> **DIRECTIONS**
Filter the lines below, copying only those with the string "document".
= = = = = = =
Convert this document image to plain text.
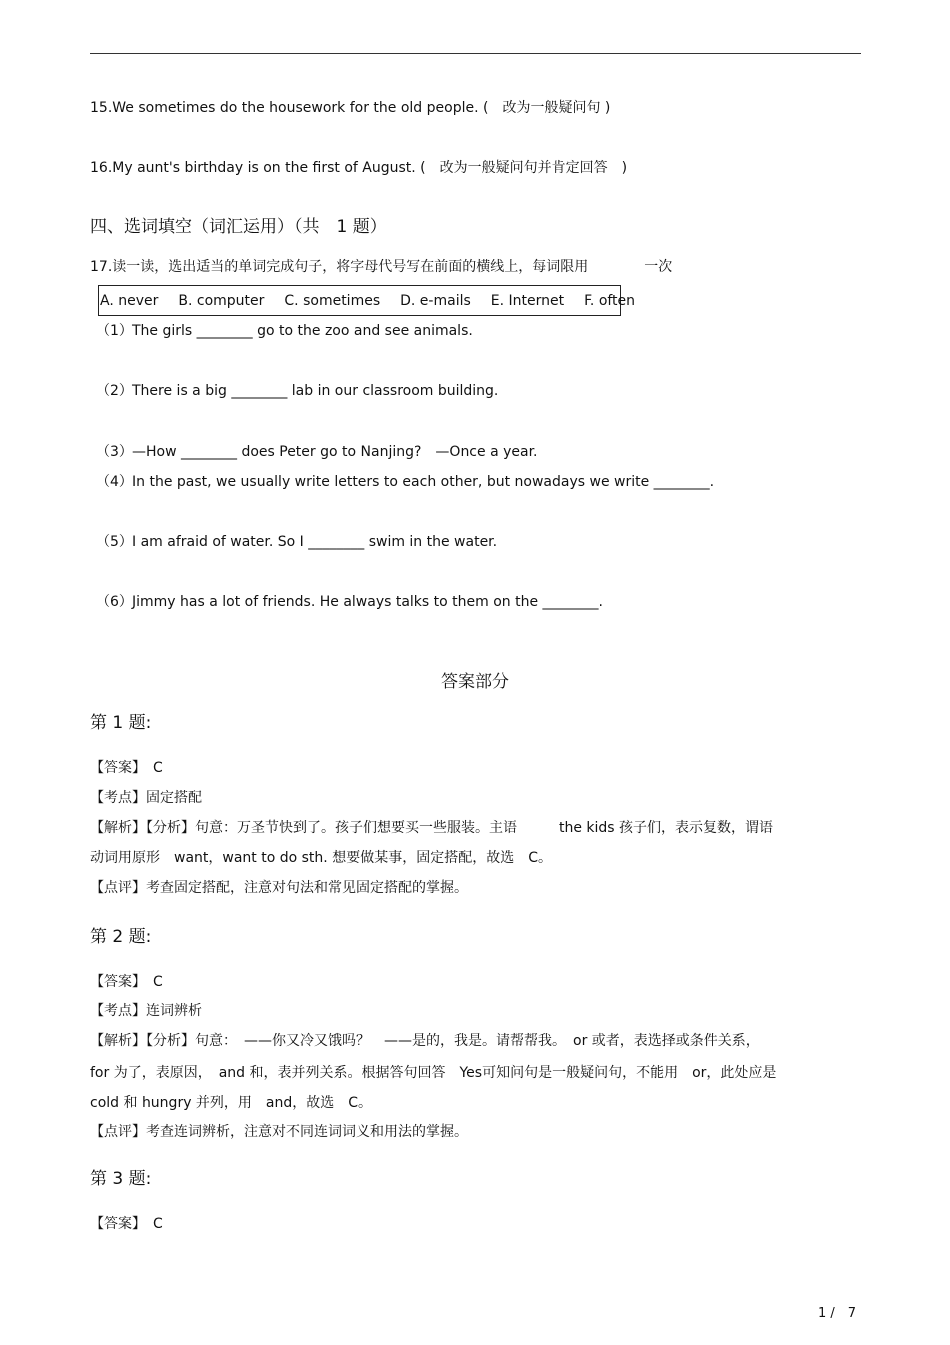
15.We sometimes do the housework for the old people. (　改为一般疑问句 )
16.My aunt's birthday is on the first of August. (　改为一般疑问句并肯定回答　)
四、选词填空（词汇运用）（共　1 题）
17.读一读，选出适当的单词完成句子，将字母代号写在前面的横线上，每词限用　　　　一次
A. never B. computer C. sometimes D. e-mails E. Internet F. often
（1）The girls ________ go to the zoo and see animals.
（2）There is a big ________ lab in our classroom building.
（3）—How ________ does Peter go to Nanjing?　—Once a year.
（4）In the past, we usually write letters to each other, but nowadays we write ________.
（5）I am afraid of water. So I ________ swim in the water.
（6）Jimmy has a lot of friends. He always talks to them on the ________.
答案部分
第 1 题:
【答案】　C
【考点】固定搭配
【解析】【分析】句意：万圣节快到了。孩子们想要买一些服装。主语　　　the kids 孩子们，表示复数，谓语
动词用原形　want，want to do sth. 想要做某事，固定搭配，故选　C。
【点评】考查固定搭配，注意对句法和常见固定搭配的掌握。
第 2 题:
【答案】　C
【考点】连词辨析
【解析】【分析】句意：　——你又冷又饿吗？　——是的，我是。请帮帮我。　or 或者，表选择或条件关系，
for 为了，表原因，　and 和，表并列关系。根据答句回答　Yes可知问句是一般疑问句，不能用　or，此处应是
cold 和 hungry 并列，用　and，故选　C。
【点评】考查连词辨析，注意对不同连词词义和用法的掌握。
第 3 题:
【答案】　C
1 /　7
= = = = = = =
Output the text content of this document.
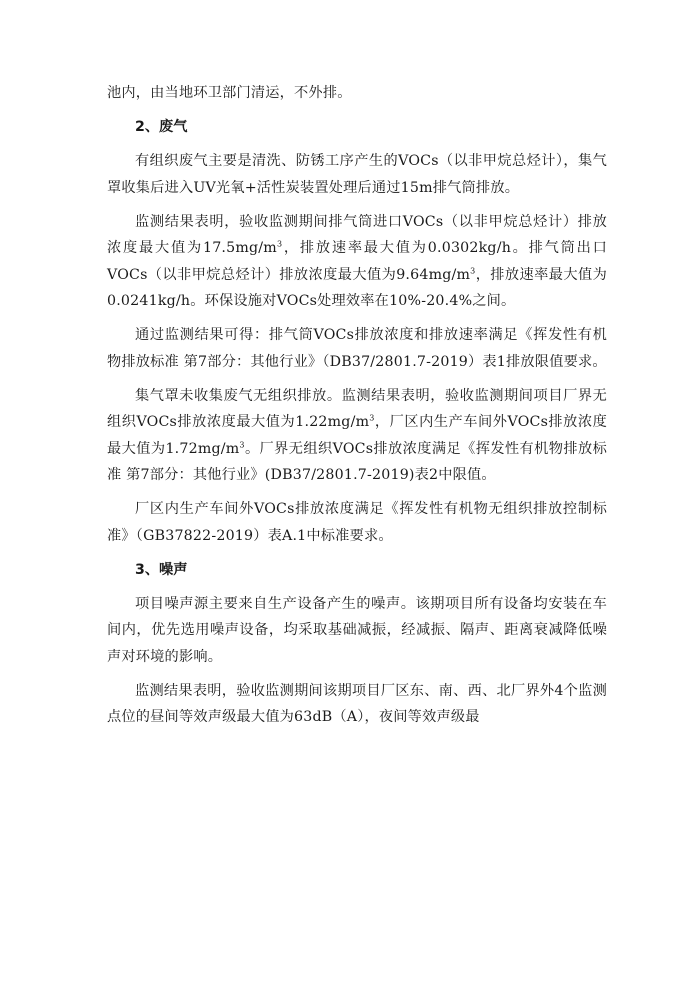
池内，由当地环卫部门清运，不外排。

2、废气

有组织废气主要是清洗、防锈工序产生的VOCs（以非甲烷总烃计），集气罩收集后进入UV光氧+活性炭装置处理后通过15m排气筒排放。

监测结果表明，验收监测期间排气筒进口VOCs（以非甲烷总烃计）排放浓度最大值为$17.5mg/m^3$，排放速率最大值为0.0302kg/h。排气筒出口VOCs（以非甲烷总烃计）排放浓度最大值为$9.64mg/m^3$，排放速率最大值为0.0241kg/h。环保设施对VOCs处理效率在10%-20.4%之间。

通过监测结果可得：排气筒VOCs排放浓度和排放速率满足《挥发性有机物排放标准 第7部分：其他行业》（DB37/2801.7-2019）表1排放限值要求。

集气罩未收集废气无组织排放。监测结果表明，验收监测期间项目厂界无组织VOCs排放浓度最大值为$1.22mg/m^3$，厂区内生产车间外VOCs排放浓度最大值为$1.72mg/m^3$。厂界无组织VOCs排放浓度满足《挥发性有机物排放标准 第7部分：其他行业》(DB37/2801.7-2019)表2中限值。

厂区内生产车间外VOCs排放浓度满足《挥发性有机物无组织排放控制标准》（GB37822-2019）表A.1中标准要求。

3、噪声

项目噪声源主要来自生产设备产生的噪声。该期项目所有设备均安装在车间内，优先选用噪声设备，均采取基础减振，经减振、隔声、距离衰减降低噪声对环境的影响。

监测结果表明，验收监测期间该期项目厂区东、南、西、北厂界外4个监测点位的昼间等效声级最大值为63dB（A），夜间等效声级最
= = = = = = =
> **SOLUTION**
Convert this document image to plain text.
Output the text content of this document.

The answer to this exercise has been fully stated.